* TEXTE CITÉ:
================================
Ce phénomène a fini par créer un dangereux précédent qui relègue les critères tels que le mérite et l’excellence aux seconds rangs. La corruption, aussi bien financière, morale et intellectuelle, trouve ainsi un environnement propice partout où le relationnel prédomine. D’ailleurs, c’est ce relationnel qui en constitue le tremplin. Une expression empruntée au dicton wolof (langue parlée au Sénégal) dit : « celui qui a une cuillère ne se brûle pas les doigts ». La réalité à laquelle nous renvoie cette image n’est rien d’autre que celle qui consacre le relationnel en lui prescrivant un rôle salvateur : celui qui veut réussir dans cette vie n’a qu’à se tisser des relations qui sont les seuls gages à même de nous propulser vers les hautes sphères. À partir de là, les portes de la manipulation et de la corruption sont ouvertes. Et bien malin qui peut en évaluer quantitativement les conséquences !

Les services publics sont confisqués par une poignée d’individus au sommet des administrations à leur seul profit et à celui de leurs relations. Ils se constituent des clients et monnayent des services, pourtant dus à tout citoyen, à tous ceux qui ne font pas partie de leur cercle relationnel. Cette convergence d’intérêts entre individus qui peuvent se rendre des services mutuellement prend le pas sur les affinités tribales ou ethniques, qui favoriseraient les membres d’un même clan, village, etc.
Pour ne pas pencher vers le côté pernicieux du relationnel et essayer d’éradiquer la corruption, il faudrait mettre sur pied une kyrielle de mesures, dont voici quelques pistes.

Rendre les individus responsables

Premièrement, il faudrait travailler à établir des programmes de conscientisation de l’opinion africaine concernant les conséquences néfastes de la corruption sur l’économie, la santé, l’environnement, la politique, etc. Cet effort doit être précédé par des études approfondies des sociétés africaines, afin de ne pas transposer simplement des solutions toutes faites qui, dans la plupart des cas, s’avèrent contre-productives. Les échecs retentissants des plans d’ajustement structurels mis en place en Afrique, imposés au début des années 80 par les institutions de Bretton Woods – Fonds monétaire international et Banque mondiale – en sont des preuves palpables. Les réalités sociologiques doivent, en effet, constituer une priorité dans la vision économique de grandes entités comme les institutions de Bretton Woods.
================================
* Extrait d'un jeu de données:
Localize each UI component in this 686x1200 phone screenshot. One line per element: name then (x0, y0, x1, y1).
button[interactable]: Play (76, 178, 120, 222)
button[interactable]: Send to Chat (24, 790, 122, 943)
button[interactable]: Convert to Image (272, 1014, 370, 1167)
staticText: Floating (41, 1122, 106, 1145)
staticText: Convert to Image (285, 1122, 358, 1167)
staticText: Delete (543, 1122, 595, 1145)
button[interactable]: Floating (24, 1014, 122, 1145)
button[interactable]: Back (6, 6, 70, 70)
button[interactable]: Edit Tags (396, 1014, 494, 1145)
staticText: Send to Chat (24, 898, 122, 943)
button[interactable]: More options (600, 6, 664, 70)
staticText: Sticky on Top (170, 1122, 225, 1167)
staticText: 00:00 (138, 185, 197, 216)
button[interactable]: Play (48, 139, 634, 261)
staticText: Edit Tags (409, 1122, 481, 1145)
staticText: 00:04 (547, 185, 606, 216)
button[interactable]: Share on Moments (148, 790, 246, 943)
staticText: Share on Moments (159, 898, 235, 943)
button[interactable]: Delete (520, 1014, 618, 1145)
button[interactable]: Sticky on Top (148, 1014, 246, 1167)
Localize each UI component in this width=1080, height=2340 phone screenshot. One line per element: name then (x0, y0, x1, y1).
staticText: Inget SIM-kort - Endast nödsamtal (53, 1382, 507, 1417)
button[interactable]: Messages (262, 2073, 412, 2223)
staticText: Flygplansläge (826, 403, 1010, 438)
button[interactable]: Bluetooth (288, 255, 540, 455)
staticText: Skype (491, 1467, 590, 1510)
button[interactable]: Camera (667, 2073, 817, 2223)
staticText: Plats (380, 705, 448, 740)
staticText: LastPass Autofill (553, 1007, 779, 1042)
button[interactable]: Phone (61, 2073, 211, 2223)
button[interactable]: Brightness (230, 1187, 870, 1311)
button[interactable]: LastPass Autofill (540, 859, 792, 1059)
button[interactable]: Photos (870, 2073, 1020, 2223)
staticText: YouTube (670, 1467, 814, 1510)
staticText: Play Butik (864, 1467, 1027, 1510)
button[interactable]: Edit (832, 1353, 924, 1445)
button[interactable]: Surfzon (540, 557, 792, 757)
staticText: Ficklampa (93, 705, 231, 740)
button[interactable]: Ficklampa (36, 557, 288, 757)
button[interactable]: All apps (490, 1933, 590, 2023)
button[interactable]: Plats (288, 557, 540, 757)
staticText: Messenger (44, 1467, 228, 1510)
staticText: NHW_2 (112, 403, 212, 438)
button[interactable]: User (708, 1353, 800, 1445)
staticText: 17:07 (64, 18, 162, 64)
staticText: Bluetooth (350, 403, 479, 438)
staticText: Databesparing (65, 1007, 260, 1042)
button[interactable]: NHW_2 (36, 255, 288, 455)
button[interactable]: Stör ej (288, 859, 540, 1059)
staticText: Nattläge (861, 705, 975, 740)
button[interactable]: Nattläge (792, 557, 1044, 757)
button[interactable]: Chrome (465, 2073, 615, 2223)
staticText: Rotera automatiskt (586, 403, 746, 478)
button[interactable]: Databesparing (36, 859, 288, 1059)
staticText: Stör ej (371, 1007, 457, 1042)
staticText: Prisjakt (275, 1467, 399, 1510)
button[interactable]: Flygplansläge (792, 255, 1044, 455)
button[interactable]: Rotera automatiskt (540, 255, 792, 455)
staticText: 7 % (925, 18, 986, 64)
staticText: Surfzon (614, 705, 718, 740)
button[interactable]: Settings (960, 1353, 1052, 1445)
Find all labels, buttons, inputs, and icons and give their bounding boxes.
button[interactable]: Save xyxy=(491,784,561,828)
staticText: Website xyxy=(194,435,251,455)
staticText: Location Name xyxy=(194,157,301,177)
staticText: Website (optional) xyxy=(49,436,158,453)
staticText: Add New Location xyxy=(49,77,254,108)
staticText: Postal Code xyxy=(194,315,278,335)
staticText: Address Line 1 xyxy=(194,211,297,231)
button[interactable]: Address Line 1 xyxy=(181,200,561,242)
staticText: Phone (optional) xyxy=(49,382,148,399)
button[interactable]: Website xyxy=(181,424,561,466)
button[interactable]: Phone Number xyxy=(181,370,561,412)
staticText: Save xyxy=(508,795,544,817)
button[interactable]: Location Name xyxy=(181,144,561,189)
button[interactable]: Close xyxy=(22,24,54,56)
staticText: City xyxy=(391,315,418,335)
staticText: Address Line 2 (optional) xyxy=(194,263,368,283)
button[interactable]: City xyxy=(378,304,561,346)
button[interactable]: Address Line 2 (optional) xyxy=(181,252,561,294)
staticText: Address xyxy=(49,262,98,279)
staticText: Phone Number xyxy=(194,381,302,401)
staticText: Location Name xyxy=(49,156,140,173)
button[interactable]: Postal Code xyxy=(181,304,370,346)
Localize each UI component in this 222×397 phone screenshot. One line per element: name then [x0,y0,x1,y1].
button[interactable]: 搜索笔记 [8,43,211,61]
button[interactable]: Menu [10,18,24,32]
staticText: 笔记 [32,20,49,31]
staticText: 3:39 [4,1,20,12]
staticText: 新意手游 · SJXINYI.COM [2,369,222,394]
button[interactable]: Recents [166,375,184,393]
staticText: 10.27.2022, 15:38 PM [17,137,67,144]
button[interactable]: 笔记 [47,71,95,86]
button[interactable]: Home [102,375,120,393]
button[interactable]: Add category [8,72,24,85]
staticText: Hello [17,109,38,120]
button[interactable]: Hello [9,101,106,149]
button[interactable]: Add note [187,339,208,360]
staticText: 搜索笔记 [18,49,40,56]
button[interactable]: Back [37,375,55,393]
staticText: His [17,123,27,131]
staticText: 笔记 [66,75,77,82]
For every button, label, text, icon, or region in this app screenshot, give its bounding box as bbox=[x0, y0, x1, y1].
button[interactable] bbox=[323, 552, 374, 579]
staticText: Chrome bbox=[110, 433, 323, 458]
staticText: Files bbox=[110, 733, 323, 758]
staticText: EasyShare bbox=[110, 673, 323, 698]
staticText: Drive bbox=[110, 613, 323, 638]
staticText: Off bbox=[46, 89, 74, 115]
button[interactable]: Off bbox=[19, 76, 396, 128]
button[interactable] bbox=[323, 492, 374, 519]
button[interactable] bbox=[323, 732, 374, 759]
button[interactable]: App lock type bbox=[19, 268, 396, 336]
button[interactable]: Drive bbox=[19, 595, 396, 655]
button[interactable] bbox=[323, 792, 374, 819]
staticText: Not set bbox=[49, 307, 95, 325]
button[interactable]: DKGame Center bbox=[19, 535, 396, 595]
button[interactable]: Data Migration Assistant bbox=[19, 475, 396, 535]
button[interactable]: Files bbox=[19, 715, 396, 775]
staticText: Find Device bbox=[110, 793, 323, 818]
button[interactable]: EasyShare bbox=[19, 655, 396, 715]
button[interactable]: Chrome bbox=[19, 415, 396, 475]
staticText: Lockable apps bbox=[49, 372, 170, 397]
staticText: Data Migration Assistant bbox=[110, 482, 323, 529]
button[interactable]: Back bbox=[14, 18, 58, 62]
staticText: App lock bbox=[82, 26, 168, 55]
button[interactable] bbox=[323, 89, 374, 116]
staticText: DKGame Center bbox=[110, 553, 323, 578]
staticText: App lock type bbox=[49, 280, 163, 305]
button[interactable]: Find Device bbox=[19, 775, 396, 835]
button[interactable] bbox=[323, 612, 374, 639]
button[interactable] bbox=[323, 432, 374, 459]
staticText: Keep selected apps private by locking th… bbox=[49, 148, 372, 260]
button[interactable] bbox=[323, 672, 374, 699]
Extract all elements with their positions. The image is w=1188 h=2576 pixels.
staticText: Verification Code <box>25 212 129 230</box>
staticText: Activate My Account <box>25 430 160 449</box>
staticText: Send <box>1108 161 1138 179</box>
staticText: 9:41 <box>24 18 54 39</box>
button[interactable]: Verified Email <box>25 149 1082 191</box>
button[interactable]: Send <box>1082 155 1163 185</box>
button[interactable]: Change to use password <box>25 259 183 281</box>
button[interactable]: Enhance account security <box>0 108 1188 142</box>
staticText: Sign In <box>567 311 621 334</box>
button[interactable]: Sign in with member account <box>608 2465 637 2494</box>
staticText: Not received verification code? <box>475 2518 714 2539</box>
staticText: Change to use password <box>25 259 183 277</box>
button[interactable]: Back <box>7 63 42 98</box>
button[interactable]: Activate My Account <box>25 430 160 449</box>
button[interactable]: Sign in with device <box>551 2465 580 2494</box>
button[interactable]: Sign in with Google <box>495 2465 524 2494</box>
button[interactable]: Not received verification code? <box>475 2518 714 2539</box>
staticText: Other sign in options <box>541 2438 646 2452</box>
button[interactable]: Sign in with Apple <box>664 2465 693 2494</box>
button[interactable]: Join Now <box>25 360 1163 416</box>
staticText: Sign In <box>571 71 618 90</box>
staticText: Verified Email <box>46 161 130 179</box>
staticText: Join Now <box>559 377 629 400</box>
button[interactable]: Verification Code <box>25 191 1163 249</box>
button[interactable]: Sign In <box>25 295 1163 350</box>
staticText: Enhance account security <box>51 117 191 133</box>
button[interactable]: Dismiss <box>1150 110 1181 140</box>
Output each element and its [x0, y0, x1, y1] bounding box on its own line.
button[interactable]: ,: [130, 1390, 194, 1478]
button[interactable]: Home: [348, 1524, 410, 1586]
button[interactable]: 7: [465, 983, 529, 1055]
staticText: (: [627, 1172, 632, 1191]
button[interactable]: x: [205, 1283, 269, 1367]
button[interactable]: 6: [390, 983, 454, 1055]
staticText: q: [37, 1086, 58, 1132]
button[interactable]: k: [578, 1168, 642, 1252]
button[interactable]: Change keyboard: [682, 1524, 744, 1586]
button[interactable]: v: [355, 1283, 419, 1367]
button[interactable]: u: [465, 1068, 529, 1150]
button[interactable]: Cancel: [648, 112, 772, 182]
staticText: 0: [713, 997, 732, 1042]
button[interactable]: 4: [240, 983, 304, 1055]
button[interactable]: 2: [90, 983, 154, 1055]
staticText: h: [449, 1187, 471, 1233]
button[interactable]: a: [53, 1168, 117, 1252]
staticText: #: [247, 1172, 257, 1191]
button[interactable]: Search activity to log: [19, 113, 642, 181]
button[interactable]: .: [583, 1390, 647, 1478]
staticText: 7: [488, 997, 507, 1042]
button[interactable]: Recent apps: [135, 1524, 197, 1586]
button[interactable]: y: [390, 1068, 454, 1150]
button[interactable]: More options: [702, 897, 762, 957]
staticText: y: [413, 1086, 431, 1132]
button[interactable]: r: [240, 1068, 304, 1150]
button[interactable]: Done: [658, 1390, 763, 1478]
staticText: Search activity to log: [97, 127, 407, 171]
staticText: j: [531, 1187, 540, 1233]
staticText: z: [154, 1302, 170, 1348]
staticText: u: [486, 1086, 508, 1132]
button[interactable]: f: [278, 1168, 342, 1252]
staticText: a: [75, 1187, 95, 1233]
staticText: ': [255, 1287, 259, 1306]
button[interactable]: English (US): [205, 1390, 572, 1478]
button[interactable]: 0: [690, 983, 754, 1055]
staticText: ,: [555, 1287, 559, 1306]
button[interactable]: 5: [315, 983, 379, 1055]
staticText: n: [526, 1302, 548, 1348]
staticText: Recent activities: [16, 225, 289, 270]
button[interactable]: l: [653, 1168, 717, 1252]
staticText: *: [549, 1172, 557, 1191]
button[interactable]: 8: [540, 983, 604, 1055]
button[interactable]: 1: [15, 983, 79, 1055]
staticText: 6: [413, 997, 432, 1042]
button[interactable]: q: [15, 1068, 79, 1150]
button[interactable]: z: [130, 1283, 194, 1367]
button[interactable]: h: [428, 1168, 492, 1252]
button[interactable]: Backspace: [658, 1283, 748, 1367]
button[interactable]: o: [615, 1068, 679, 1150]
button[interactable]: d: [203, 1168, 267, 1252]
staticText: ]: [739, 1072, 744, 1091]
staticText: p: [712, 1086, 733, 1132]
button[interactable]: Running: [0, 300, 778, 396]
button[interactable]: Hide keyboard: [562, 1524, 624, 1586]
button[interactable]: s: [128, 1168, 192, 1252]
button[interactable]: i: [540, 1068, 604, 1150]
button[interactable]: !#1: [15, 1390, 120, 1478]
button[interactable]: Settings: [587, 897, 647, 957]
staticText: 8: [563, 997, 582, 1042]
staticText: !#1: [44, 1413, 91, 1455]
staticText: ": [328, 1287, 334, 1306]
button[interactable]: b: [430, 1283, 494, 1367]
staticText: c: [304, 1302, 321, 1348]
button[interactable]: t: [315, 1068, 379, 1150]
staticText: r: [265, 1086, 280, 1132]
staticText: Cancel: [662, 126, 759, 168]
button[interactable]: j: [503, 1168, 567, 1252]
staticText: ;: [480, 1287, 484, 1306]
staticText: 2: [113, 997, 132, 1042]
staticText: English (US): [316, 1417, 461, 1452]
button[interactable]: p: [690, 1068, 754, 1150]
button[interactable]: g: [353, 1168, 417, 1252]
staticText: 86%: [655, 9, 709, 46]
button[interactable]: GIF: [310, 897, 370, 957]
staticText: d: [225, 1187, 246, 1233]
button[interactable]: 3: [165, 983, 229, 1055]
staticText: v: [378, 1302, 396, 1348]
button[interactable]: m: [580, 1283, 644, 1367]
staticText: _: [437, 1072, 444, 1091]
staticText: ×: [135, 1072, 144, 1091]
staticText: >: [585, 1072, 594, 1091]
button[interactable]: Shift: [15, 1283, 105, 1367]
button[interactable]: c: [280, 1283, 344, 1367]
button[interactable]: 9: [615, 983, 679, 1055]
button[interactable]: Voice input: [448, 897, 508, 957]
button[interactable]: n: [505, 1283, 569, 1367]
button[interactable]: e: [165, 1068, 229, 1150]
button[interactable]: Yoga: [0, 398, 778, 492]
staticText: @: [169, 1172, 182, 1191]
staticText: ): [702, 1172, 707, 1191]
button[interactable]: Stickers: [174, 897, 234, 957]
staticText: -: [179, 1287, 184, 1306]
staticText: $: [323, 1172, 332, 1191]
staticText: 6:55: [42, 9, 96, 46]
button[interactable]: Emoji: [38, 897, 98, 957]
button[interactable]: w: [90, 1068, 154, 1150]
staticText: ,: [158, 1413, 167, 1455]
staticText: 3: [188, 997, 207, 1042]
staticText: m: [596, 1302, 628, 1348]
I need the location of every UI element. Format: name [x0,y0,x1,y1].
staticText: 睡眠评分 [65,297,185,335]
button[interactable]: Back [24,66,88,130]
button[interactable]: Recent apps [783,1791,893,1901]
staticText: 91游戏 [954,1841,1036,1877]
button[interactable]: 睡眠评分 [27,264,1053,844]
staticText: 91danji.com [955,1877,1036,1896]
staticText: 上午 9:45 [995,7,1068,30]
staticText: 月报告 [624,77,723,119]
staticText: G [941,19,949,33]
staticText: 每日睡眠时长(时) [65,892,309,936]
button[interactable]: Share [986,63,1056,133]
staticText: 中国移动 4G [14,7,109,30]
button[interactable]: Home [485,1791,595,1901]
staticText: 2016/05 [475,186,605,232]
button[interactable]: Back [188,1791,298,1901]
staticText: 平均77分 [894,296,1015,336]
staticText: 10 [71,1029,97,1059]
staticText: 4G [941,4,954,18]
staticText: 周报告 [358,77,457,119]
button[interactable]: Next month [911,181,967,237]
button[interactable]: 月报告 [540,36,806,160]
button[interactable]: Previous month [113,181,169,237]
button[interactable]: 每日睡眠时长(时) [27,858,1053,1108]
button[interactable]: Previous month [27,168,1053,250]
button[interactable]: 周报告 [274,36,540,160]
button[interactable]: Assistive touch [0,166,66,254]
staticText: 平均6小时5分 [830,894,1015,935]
================================
* CONSIGNE 1:
Modifiez les lignes du jeu de données, en commençant à la première et en terminant à celle qui contient "button[interactable]: Floating (24, 1014, 122, 1145)", incluse : remplacez "Convert to Image" par "Convertir en image" et laissez tout le reste tel quel.
* CONSIGNE 2:
Poursuivez le texte sur la corruption et le relationnel à partir de sa dernière phrase.
Le texte et les lignes de données sont deux documents indépendants.

* RÉSULTAT 1:
Localize each UI component in this 686x1200 phone screenshot. One line per element: name then (x0, y0, x1, y1).
button[interactable]: Play (76, 178, 120, 222)
button[interactable]: Send to Chat (24, 790, 122, 943)
button[interactable]: Convertir en image (272, 1014, 370, 1167)
staticText: Floating (41, 1122, 106, 1145)
staticText: Convertir en image (285, 1122, 358, 1167)
staticText: Delete (543, 1122, 595, 1145)
button[interactable]: Floating (24, 1014, 122, 1145)

* RÉSULTAT 2:
La corruption ne peut être vaincue que si les Africains eux-mêmes prennent conscience de leur responsabilité individuelle. Il ne s’agit pas de promouvoir un cadre social individualiste et froid, mais plutôt de fixer une ligne de conduite morale individuelle, qui consacre les vertus du travail. Il est vrai que l’environnement de pauvreté dans lequel se trouve l’Afrique constitue un obstacle majeur pour l’épanouissement des uns et des autres. Néanmoins, il représente en même temps une « opportunité » pour faire preuve de dignité et de haut sens de la responsabilité individuelle. Car, en définitive, même si les solutions exogènes sont très sophistiquées et efficaces, seule une conscience profonde et mesurée de chaque Africain peut faire avancer la lutte contre la corruption. C’est en étant conscients de l’impact pernicieux du plus petit acte de corruption posé, que nous nous donnons les moyens de l’éradiquer.

Les leviers sociaux, comme la société civile, ont également un rôle à jouer. Ils se doivent de veiller et de surveiller les moindres infractions aux règles de transparence et de bonne gouvernance. L’Organisation de coopération et de développement économiques (OCDE) a bien compris le rôle de la société civile et l’a incluse, avec le secteur privé, dans son programme de lutte contre la corruption.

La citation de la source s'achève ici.